- [Given instruction]: Write out the records from their first line to the line with "margin-option[interactable]: 10 (133, 965, 217, 1000)". Switch each "separator" to "split-line" and leave everything else unchanged.

- [Given data]:
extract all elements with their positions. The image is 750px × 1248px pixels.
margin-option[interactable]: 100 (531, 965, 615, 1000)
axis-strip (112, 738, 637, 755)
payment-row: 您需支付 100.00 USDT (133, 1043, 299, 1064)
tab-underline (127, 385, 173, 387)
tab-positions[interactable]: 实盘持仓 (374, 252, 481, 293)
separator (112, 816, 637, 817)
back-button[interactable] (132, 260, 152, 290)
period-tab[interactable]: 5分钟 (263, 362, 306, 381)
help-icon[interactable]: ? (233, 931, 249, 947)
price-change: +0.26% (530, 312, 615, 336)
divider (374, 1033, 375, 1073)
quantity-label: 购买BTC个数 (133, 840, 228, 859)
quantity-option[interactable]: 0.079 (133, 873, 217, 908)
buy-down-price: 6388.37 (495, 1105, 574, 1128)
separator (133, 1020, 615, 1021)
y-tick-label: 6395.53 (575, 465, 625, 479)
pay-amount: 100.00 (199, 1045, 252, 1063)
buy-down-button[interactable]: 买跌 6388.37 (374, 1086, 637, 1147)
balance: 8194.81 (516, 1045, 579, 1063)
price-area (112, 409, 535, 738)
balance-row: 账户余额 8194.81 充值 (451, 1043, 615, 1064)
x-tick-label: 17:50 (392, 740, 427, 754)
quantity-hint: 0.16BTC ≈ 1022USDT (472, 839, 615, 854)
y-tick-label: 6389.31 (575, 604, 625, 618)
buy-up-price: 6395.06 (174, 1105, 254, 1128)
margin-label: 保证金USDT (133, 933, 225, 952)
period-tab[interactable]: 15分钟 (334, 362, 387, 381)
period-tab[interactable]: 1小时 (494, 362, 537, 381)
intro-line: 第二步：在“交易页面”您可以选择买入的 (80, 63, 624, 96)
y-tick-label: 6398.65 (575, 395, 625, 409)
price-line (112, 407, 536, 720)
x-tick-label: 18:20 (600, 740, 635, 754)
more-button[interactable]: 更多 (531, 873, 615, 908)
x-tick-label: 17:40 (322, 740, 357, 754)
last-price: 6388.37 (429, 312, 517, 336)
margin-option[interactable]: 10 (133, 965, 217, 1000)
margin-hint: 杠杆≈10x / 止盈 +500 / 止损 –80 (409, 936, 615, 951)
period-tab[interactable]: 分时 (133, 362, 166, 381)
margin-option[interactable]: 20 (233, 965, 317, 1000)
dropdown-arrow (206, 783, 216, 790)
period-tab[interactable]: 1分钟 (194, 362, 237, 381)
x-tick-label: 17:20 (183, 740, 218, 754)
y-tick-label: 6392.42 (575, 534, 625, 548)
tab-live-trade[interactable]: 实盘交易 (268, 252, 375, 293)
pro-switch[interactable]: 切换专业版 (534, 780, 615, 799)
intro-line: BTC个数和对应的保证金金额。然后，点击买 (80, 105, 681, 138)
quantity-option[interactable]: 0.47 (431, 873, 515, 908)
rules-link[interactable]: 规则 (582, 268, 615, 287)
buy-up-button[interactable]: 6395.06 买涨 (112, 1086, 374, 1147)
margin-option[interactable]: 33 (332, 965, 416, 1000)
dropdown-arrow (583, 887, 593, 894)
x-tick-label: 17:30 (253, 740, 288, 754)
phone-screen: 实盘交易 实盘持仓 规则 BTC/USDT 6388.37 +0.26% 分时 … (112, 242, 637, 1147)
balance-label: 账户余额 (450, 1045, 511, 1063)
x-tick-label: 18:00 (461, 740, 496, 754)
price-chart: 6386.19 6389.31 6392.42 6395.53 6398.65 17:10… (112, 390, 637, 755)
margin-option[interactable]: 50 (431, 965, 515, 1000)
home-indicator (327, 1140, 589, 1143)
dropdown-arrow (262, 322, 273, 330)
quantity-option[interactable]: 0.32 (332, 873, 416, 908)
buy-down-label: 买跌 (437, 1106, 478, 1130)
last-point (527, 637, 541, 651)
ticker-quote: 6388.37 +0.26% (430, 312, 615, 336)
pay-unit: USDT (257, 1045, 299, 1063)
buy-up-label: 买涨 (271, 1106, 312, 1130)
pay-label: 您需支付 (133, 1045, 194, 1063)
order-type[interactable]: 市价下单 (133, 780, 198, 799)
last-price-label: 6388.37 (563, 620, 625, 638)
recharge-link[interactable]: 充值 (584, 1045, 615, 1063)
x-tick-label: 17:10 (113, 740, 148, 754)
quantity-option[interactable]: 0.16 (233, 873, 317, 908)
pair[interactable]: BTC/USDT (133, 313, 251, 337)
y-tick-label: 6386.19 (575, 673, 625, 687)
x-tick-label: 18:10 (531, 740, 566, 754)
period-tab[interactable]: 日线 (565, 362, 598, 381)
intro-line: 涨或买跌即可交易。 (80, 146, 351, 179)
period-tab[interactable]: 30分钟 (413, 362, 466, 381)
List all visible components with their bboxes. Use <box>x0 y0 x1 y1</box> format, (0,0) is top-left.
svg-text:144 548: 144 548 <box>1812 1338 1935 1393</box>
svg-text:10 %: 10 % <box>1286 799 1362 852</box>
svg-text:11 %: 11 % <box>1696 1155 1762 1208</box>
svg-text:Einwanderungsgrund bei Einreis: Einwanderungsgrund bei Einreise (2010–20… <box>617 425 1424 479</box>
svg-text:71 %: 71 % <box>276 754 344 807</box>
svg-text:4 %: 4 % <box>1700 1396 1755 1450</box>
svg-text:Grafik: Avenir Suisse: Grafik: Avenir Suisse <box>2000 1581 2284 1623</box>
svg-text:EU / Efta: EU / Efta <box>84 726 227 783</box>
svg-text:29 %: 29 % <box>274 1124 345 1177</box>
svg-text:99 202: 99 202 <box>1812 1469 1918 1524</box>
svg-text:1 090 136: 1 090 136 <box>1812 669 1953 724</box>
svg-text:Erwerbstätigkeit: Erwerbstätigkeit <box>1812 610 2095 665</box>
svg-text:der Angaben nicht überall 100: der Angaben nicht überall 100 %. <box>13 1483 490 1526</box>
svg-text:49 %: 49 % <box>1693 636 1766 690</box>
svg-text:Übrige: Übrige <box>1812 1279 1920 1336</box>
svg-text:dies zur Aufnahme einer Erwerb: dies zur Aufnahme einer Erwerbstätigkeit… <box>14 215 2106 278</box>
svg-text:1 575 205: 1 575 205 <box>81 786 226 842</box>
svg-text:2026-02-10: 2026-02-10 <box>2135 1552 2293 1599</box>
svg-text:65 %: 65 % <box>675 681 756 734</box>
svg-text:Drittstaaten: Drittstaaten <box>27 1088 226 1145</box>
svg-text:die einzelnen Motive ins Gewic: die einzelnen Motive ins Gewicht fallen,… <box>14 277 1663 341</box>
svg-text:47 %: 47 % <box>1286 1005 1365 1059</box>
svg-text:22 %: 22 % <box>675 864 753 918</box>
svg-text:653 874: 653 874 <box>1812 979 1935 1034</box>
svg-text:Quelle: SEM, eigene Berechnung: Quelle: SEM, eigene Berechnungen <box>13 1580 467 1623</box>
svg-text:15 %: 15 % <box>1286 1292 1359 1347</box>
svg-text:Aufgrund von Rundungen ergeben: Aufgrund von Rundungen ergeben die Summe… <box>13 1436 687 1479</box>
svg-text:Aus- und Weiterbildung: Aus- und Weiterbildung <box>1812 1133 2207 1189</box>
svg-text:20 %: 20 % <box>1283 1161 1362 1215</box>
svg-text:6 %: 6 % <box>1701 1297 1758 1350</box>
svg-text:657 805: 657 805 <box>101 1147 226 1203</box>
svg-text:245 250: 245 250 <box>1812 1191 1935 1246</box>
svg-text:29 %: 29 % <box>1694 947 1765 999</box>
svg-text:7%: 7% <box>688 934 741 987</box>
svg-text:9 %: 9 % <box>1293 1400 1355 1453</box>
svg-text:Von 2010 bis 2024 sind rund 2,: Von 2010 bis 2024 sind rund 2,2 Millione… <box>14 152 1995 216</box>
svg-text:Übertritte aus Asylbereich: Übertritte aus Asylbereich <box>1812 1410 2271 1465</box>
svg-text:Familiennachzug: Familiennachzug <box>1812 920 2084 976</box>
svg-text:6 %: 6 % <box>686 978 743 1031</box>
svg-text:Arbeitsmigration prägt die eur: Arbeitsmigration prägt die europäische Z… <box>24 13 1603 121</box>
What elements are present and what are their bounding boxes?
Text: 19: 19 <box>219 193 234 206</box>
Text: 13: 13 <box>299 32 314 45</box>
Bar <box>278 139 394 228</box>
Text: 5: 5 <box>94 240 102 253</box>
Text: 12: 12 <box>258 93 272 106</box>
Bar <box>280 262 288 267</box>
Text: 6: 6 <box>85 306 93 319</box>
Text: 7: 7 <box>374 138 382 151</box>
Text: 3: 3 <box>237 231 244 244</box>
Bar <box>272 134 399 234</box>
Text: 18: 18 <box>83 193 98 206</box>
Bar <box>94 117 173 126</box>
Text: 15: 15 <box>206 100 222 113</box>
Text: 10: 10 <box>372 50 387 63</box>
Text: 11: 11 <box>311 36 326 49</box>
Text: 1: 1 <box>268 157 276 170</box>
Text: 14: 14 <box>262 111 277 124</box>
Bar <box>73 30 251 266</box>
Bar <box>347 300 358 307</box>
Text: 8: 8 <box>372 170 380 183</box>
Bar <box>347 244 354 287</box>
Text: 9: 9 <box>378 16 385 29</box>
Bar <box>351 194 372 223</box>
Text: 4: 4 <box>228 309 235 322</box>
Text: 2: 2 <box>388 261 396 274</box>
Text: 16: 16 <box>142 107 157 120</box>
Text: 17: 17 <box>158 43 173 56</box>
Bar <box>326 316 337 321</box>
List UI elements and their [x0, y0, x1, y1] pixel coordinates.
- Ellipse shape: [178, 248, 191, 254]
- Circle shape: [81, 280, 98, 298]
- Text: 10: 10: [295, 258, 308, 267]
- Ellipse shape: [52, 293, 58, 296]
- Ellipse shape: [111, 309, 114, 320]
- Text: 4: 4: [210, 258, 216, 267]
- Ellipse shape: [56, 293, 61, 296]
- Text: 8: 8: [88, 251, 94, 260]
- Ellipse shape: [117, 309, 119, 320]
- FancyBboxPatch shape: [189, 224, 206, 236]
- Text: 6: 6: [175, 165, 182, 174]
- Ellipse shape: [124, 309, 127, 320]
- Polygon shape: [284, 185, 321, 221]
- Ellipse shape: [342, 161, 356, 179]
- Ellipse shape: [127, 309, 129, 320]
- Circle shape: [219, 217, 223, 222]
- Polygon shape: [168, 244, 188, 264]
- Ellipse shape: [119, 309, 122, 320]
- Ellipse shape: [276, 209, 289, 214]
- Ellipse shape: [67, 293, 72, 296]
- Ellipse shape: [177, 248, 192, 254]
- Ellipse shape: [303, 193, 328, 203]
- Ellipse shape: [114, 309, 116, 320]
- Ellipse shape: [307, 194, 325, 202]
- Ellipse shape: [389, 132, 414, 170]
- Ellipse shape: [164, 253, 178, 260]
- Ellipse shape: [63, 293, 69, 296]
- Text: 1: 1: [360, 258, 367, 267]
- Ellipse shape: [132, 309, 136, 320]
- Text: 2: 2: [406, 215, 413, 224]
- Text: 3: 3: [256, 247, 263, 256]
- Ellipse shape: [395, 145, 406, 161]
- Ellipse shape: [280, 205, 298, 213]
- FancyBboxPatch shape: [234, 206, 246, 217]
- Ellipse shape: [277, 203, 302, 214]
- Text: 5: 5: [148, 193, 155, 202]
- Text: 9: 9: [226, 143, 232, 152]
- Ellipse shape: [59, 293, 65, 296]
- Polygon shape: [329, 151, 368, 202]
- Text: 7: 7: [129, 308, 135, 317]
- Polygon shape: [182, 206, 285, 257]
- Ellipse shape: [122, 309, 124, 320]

- [Solution]:
extract all elements with their positions. The image is 750px × 1248px pixels.
margin-option[interactable]: 100 (531, 965, 615, 1000)
axis-strip (112, 738, 637, 755)
payment-row: 您需支付 100.00 USDT (133, 1043, 299, 1064)
tab-underline (127, 385, 173, 387)
tab-positions[interactable]: 实盘持仓 (374, 252, 481, 293)
split-line (112, 816, 637, 817)
back-button[interactable] (132, 260, 152, 290)
period-tab[interactable]: 5分钟 (263, 362, 306, 381)
help-icon[interactable]: ? (233, 931, 249, 947)
price-change: +0.26% (530, 312, 615, 336)
divider (374, 1033, 375, 1073)
quantity-label: 购买BTC个数 (133, 840, 228, 859)
quantity-option[interactable]: 0.079 (133, 873, 217, 908)
buy-down-price: 6388.37 (495, 1105, 574, 1128)
split-line (133, 1020, 615, 1021)
y-tick-label: 6395.53 (575, 465, 625, 479)
pay-amount: 100.00 (199, 1045, 252, 1063)
buy-down-button[interactable]: 买跌 6388.37 (374, 1086, 637, 1147)
balance: 8194.81 (516, 1045, 579, 1063)
price-area (112, 409, 535, 738)
balance-row: 账户余额 8194.81 充值 (451, 1043, 615, 1064)
x-tick-label: 17:50 (392, 740, 427, 754)
quantity-hint: 0.16BTC ≈ 1022USDT (472, 839, 615, 854)
y-tick-label: 6389.31 (575, 604, 625, 618)
buy-up-price: 6395.06 (174, 1105, 254, 1128)
margin-label: 保证金USDT (133, 933, 225, 952)
period-tab[interactable]: 15分钟 (334, 362, 387, 381)
period-tab[interactable]: 1小时 (494, 362, 537, 381)
intro-line: 第二步：在“交易页面”您可以选择买入的 (80, 63, 624, 96)
y-tick-label: 6398.65 (575, 395, 625, 409)
price-line (112, 407, 536, 720)
x-tick-label: 18:20 (600, 740, 635, 754)
more-button[interactable]: 更多 (531, 873, 615, 908)
x-tick-label: 17:40 (322, 740, 357, 754)
last-price: 6388.37 (429, 312, 517, 336)
margin-option[interactable]: 10 (133, 965, 217, 1000)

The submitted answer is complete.